WHAT IS NEEDED:
Lines containing the word "values" should be extracted in full.

*** DATASET EXCERPTS ***

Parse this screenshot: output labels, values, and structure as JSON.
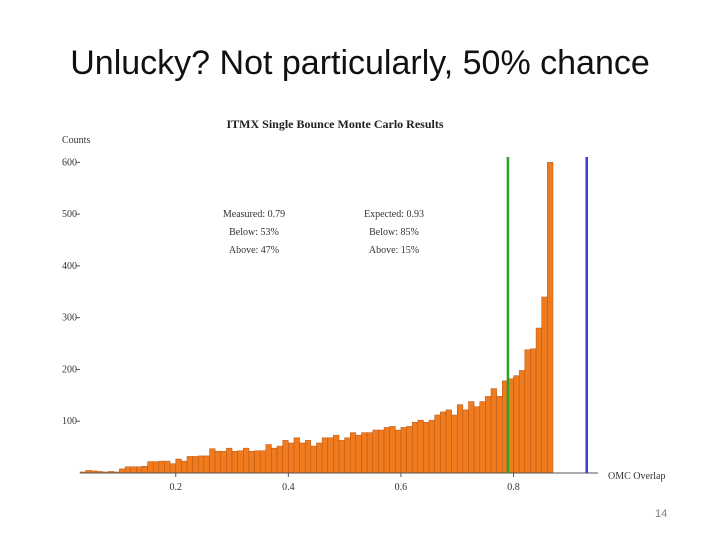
{
  "slide": {
    "title": "Unlucky? Not particularly, 50% chance",
    "page_number": "14"
  },
  "chart_data": {
    "type": "bar",
    "title": "ITMX Single Bounce Monte Carlo Results",
    "xlabel": "OMC Overlap",
    "ylabel": "Counts",
    "xlim": [
      0.03,
      0.95
    ],
    "ylim": [
      0,
      620
    ],
    "xticks": [
      0.2,
      0.4,
      0.6,
      0.8
    ],
    "xtick_labels": [
      "0.2",
      "0.4",
      "0.6",
      "0.8"
    ],
    "yticks": [
      100,
      200,
      300,
      400,
      500,
      600
    ],
    "ytick_labels": [
      "100",
      "200",
      "300",
      "400",
      "500",
      "600"
    ],
    "bin_width": 0.01,
    "bin_start": 0.03,
    "values": [
      2,
      5,
      4,
      3,
      2,
      3,
      2,
      8,
      12,
      12,
      12,
      13,
      22,
      22,
      23,
      23,
      18,
      27,
      23,
      32,
      32,
      33,
      33,
      47,
      42,
      42,
      48,
      42,
      43,
      48,
      42,
      43,
      43,
      55,
      48,
      52,
      63,
      58,
      68,
      58,
      63,
      52,
      58,
      68,
      68,
      73,
      63,
      68,
      78,
      73,
      78,
      78,
      83,
      83,
      88,
      90,
      83,
      88,
      90,
      98,
      102,
      98,
      102,
      112,
      118,
      122,
      112,
      132,
      122,
      138,
      128,
      138,
      148,
      163,
      148,
      178,
      182,
      188,
      198,
      238,
      240,
      280,
      340,
      600
    ],
    "colors": {
      "bar": "#f07b1f",
      "bar_edge": "#b8540f"
    },
    "vertical_lines": [
      {
        "x": 0.79,
        "color": "#2aa02a"
      },
      {
        "x": 0.93,
        "color": "#3b3bd6"
      }
    ],
    "annotations": {
      "measured": [
        "Measured: 0.79",
        "Below: 53%",
        "Above: 47%"
      ],
      "expected": [
        "Expected: 0.93",
        "Below: 85%",
        "Above: 15%"
      ]
    }
  }
}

***

FINAL RESULT:
Parse this screenshot: output labels, values, and structure as JSON.
    "values": [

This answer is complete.